-- WHAT YOU SHOULD DO --
Would you repeat the listing exactly but omit every picture?

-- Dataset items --

#####

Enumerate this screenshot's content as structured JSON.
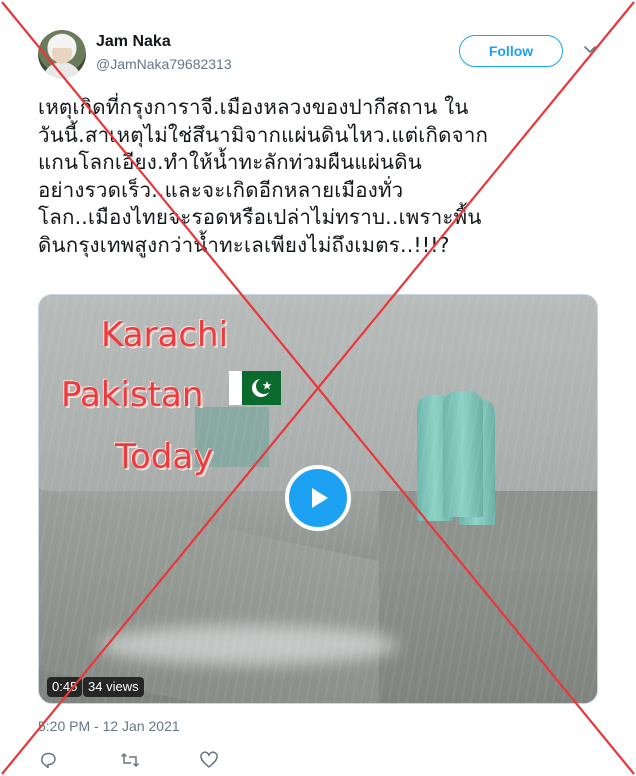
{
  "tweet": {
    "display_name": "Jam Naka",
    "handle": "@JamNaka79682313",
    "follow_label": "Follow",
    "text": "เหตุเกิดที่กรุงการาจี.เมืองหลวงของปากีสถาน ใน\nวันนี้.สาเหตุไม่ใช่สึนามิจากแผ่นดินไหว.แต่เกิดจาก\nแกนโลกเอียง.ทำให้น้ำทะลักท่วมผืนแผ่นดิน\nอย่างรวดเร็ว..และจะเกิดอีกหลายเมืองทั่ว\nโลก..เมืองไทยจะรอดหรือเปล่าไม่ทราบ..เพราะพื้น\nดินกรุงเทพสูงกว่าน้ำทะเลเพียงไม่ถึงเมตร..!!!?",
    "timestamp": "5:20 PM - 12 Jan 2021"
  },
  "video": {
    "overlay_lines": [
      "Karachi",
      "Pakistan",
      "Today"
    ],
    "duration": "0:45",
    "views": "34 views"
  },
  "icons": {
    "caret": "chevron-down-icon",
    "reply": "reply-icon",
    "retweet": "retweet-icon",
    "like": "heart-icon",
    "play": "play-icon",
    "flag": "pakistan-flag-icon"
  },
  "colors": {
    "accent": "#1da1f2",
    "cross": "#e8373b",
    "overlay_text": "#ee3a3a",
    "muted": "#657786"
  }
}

#####

-- EXPECTED ANSWER --
Enumerate this screenshot's content as structured JSON.
{
  "tweet": {
    "display_name": "Jam Naka",
    "handle": "@JamNaka79682313",
    "follow_label": "Follow",
    "text": "เหตุเกิดที่กรุงการาจี.เมืองหลวงของปากีสถาน ใน\nวันนี้.สาเหตุไม่ใช่สึนามิจากแผ่นดินไหว.แต่เกิดจาก\nแกนโลกเอียง.ทำให้น้ำทะลักท่วมผืนแผ่นดิน\nอย่างรวดเร็ว..และจะเกิดอีกหลายเมืองทั่ว\nโลก..เมืองไทยจะรอดหรือเปล่าไม่ทราบ..เพราะพื้น\nดินกรุงเทพสูงกว่าน้ำทะเลเพียงไม่ถึงเมตร..!!!?",
    "timestamp": "5:20 PM - 12 Jan 2021"
  },
  "video": {
    "overlay_lines": [
      "Karachi",
      "Pakistan",
      "Today"
    ],
    "duration": "0:45",
    "views": "34 views"
  },
  "icons": {
    "caret": "chevron-down-icon",
    "reply": "reply-icon",
    "retweet": "retweet-icon",
    "like": "heart-icon",
    "play": "play-icon",
    "flag": "pakistan-flag-icon"
  },
  "colors": {
    "accent": "#1da1f2",
    "cross": "#e8373b",
    "overlay_text": "#ee3a3a",
    "muted": "#657786"
  }
}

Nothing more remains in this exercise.